# [Material supplied]
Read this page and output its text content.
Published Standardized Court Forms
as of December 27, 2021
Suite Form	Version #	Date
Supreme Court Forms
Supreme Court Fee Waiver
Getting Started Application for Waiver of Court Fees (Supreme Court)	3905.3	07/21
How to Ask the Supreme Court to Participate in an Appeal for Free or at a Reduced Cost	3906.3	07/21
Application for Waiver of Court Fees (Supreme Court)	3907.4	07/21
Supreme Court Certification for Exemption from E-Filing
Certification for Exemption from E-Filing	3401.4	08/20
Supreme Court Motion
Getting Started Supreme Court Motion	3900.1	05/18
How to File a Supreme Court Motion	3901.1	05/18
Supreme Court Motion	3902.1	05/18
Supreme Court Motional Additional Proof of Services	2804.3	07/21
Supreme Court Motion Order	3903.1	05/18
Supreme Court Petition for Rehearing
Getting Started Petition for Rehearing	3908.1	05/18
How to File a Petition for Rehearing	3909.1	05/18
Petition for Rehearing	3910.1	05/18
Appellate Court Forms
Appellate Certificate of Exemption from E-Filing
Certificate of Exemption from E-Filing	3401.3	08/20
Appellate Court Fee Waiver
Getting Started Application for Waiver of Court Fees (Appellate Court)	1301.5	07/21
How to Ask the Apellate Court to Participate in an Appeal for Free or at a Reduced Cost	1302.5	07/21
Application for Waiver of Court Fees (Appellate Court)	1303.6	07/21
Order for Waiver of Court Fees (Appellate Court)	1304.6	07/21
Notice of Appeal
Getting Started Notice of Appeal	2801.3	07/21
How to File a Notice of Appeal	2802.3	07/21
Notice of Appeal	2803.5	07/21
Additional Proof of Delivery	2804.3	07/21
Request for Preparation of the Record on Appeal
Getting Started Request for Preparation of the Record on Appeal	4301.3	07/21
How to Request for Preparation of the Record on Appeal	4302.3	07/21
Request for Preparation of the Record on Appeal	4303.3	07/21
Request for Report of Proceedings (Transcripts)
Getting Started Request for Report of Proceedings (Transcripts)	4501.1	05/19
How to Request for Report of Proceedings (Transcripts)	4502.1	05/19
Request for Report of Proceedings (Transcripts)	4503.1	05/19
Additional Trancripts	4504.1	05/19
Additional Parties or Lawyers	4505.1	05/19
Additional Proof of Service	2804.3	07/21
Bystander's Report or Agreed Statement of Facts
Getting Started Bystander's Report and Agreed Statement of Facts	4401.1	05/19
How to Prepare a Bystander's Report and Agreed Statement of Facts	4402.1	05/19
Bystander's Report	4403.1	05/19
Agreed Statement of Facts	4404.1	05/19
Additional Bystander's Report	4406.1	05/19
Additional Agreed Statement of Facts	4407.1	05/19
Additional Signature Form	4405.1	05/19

# [Aim]
State how many lines include the string "from". Give no other information.

# [The reply]
4